Work required: Copy each of the lines below character for character, keeping every symbol and number unchanged.

--- START Extracted data ---

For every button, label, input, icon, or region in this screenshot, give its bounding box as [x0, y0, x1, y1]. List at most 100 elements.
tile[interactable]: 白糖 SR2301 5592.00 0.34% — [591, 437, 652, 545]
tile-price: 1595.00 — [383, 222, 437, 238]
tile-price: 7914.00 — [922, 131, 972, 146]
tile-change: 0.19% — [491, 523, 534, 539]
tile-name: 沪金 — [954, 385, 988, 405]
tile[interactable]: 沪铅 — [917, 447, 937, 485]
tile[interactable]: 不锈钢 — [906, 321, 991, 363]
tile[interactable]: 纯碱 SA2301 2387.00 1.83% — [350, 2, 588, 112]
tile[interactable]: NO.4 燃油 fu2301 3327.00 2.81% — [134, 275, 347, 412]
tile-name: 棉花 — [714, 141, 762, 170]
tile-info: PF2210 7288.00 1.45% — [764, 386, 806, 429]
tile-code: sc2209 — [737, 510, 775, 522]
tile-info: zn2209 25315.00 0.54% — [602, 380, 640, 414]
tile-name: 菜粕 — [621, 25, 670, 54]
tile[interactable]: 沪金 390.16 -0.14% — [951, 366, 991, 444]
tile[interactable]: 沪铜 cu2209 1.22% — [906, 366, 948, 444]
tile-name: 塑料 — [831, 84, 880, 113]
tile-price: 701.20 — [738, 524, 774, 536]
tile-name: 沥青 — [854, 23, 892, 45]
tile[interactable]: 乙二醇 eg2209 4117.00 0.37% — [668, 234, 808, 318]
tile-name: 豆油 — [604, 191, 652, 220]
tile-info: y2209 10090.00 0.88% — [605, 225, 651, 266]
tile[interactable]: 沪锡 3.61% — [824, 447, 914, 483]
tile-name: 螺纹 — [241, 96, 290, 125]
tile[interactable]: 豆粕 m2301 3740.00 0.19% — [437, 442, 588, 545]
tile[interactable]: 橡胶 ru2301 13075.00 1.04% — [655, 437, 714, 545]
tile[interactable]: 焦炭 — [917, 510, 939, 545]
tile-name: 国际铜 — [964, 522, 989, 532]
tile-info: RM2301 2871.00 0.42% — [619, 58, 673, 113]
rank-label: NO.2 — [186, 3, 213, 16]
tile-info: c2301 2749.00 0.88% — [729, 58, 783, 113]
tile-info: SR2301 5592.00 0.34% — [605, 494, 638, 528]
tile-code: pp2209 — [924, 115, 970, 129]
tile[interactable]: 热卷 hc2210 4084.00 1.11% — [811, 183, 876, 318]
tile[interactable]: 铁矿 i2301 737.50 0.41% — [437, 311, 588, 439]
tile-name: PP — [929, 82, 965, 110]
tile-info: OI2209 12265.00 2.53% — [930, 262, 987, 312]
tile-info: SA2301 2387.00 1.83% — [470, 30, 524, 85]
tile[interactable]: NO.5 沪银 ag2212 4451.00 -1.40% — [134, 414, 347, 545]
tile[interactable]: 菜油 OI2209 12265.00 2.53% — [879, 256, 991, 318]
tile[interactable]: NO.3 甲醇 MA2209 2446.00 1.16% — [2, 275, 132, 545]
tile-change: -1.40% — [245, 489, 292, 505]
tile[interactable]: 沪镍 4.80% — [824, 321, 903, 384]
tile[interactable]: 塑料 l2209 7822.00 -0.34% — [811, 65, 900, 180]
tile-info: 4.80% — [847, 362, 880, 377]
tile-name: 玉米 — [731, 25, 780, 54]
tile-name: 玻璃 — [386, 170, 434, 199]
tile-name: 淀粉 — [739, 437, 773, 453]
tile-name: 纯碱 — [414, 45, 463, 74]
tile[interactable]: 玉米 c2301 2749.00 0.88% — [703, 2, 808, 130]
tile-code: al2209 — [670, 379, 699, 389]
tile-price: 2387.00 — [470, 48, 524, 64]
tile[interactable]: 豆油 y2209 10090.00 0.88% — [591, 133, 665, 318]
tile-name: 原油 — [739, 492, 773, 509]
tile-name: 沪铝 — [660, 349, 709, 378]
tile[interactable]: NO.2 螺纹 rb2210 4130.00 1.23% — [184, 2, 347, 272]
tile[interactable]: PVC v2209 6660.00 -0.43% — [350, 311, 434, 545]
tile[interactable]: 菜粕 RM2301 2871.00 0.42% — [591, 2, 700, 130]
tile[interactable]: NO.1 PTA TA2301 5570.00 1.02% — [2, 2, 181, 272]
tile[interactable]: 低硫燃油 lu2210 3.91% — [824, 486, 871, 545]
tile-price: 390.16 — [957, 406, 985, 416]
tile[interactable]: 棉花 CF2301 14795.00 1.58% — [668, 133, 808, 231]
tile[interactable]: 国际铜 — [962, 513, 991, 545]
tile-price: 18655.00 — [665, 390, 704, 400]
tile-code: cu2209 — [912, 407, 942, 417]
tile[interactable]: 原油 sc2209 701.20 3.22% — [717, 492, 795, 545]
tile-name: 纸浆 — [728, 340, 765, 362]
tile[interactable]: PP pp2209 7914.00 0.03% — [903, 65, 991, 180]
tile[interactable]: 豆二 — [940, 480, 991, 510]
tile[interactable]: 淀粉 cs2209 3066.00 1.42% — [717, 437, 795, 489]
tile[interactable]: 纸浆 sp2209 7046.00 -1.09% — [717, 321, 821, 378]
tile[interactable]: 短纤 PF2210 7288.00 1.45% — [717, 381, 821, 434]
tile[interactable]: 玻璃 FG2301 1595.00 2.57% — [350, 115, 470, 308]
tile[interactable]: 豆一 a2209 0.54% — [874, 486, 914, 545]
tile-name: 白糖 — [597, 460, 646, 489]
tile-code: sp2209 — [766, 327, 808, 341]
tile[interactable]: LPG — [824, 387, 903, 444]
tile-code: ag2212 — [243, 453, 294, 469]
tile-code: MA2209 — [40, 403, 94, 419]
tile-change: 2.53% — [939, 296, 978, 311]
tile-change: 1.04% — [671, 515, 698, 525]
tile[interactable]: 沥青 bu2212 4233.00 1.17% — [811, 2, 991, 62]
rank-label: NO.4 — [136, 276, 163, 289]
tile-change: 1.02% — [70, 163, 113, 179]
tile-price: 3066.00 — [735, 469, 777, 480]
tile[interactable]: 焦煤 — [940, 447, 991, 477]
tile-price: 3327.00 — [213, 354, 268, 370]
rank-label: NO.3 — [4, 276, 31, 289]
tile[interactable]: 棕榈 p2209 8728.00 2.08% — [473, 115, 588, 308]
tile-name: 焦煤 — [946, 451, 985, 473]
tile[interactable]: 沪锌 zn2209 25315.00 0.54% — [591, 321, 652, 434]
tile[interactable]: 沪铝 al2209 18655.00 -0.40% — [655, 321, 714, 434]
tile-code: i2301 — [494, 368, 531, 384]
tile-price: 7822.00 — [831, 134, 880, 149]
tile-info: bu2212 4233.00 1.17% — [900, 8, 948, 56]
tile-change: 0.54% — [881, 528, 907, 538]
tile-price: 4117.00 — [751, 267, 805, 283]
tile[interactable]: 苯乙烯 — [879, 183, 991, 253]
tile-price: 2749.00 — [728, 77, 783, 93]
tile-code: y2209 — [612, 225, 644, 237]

--- END Extracted data ---

Expected answer:
For every button, label, input, icon, or region in this screenshot, give its bounding box as [x0, y0, x1, y1]. List at most 100 elements.
tile[interactable]: 白糖 SR2301 5592.00 0.34% — [591, 437, 652, 545]
tile-price: 1595.00 — [383, 222, 437, 238]
tile-price: 7914.00 — [922, 131, 972, 146]
tile-change: 0.19% — [491, 523, 534, 539]
tile-name: 沪金 — [954, 385, 988, 405]
tile[interactable]: 沪铅 — [917, 447, 937, 485]
tile[interactable]: 不锈钢 — [906, 321, 991, 363]
tile[interactable]: 纯碱 SA2301 2387.00 1.83% — [350, 2, 588, 112]
tile[interactable]: NO.4 燃油 fu2301 3327.00 2.81% — [134, 275, 347, 412]
tile-name: 棉花 — [714, 141, 762, 170]
tile-info: PF2210 7288.00 1.45% — [764, 386, 806, 429]
tile-code: sc2209 — [737, 510, 775, 522]
tile-info: zn2209 25315.00 0.54% — [602, 380, 640, 414]
tile-name: 菜粕 — [621, 25, 670, 54]
tile[interactable]: 沪金 390.16 -0.14% — [951, 366, 991, 444]
tile[interactable]: 沪铜 cu2209 1.22% — [906, 366, 948, 444]
tile-name: 塑料 — [831, 84, 880, 113]
tile-price: 701.20 — [738, 524, 774, 536]
tile-name: 沥青 — [854, 23, 892, 45]
tile[interactable]: 乙二醇 eg2209 4117.00 0.37% — [668, 234, 808, 318]
tile-name: 豆油 — [604, 191, 652, 220]
tile-info: y2209 10090.00 0.88% — [605, 225, 651, 266]
tile[interactable]: 沪锡 3.61% — [824, 447, 914, 483]
tile-name: 螺纹 — [241, 96, 290, 125]
tile[interactable]: 豆粕 m2301 3740.00 0.19% — [437, 442, 588, 545]
tile[interactable]: 橡胶 ru2301 13075.00 1.04% — [655, 437, 714, 545]
tile[interactable]: 焦炭 — [917, 510, 939, 545]
tile-name: 国际铜 — [964, 522, 989, 532]
tile-info: RM2301 2871.00 0.42% — [619, 58, 673, 113]
rank-label: NO.2 — [186, 3, 213, 16]
tile-info: c2301 2749.00 0.88% — [729, 58, 783, 113]
tile-info: SR2301 5592.00 0.34% — [605, 494, 638, 528]
tile-code: pp2209 — [924, 115, 970, 129]
tile[interactable]: 热卷 hc2210 4084.00 1.11% — [811, 183, 876, 318]
tile[interactable]: 铁矿 i2301 737.50 0.41% — [437, 311, 588, 439]
tile-name: PP — [929, 82, 965, 110]
tile-info: OI2209 12265.00 2.53% — [930, 262, 987, 312]
tile-info: SA2301 2387.00 1.83% — [470, 30, 524, 85]
tile[interactable]: NO.5 沪银 ag2212 4451.00 -1.40% — [134, 414, 347, 545]
tile[interactable]: 菜油 OI2209 12265.00 2.53% — [879, 256, 991, 318]
tile[interactable]: NO.3 甲醇 MA2209 2446.00 1.16% — [2, 275, 132, 545]
tile-change: -1.40% — [245, 489, 292, 505]
tile[interactable]: 沪镍 4.80% — [824, 321, 903, 384]
tile[interactable]: 塑料 l2209 7822.00 -0.34% — [811, 65, 900, 180]
tile-info: 4.80% — [847, 362, 880, 377]
tile-name: 玉米 — [731, 25, 780, 54]
tile-name: 玻璃 — [386, 170, 434, 199]
tile-name: 淀粉 — [739, 437, 773, 453]
tile-name: 纯碱 — [414, 45, 463, 74]
tile[interactable]: 玉米 c2301 2749.00 0.88% — [703, 2, 808, 130]
tile-code: al2209 — [670, 379, 699, 389]
tile-price: 2387.00 — [470, 48, 524, 64]
tile[interactable]: 豆油 y2209 10090.00 0.88% — [591, 133, 665, 318]
tile-name: 原油 — [739, 492, 773, 509]
tile-name: 沪铝 — [660, 349, 709, 378]
tile[interactable]: NO.2 螺纹 rb2210 4130.00 1.23% — [184, 2, 347, 272]
tile[interactable]: PVC v2209 6660.00 -0.43% — [350, 311, 434, 545]
tile[interactable]: 菜粕 RM2301 2871.00 0.42% — [591, 2, 700, 130]
tile[interactable]: NO.1 PTA TA2301 5570.00 1.02% — [2, 2, 181, 272]
tile[interactable]: 低硫燃油 lu2210 3.91% — [824, 486, 871, 545]
tile-price: 390.16 — [957, 406, 985, 416]
tile[interactable]: 棉花 CF2301 14795.00 1.58% — [668, 133, 808, 231]
tile[interactable]: 国际铜 — [962, 513, 991, 545]
tile-price: 18655.00 — [665, 390, 704, 400]
tile-code: cu2209 — [912, 407, 942, 417]
tile[interactable]: 原油 sc2209 701.20 3.22% — [717, 492, 795, 545]
tile-name: 纸浆 — [728, 340, 765, 362]
tile[interactable]: PP pp2209 7914.00 0.03% — [903, 65, 991, 180]
tile[interactable]: 豆二 — [940, 480, 991, 510]
tile[interactable]: 淀粉 cs2209 3066.00 1.42% — [717, 437, 795, 489]
tile[interactable]: 纸浆 sp2209 7046.00 -1.09% — [717, 321, 821, 378]
tile[interactable]: 短纤 PF2210 7288.00 1.45% — [717, 381, 821, 434]
tile[interactable]: 玻璃 FG2301 1595.00 2.57% — [350, 115, 470, 308]
tile[interactable]: 豆一 a2209 0.54% — [874, 486, 914, 545]
tile-name: 白糖 — [597, 460, 646, 489]
tile-code: sp2209 — [766, 327, 808, 341]
tile[interactable]: LPG — [824, 387, 903, 444]
tile-code: ag2212 — [243, 453, 294, 469]
tile-code: MA2209 — [40, 403, 94, 419]
tile-change: 2.53% — [939, 296, 978, 311]
tile-change: 1.04% — [671, 515, 698, 525]
tile[interactable]: 沥青 bu2212 4233.00 1.17% — [811, 2, 991, 62]
rank-label: NO.4 — [136, 276, 163, 289]
tile-change: 1.02% — [70, 163, 113, 179]
tile-price: 3066.00 — [735, 469, 777, 480]
tile[interactable]: 焦煤 — [940, 447, 991, 477]
tile-price: 3327.00 — [213, 354, 268, 370]
rank-label: NO.3 — [4, 276, 31, 289]
tile[interactable]: 棕榈 p2209 8728.00 2.08% — [473, 115, 588, 308]
tile-name: 焦煤 — [946, 451, 985, 473]
tile[interactable]: 沪锌 zn2209 25315.00 0.54% — [591, 321, 652, 434]
tile[interactable]: 沪铝 al2209 18655.00 -0.40% — [655, 321, 714, 434]
tile-code: i2301 — [494, 368, 531, 384]
tile-price: 7822.00 — [831, 134, 880, 149]
tile-info: bu2212 4233.00 1.17% — [900, 8, 948, 56]
tile-change: 0.54% — [881, 528, 907, 538]
tile-price: 4117.00 — [751, 267, 805, 283]
tile[interactable]: 苯乙烯 — [879, 183, 991, 253]
tile-price: 2749.00 — [728, 77, 783, 93]
tile-code: y2209 — [612, 225, 644, 237]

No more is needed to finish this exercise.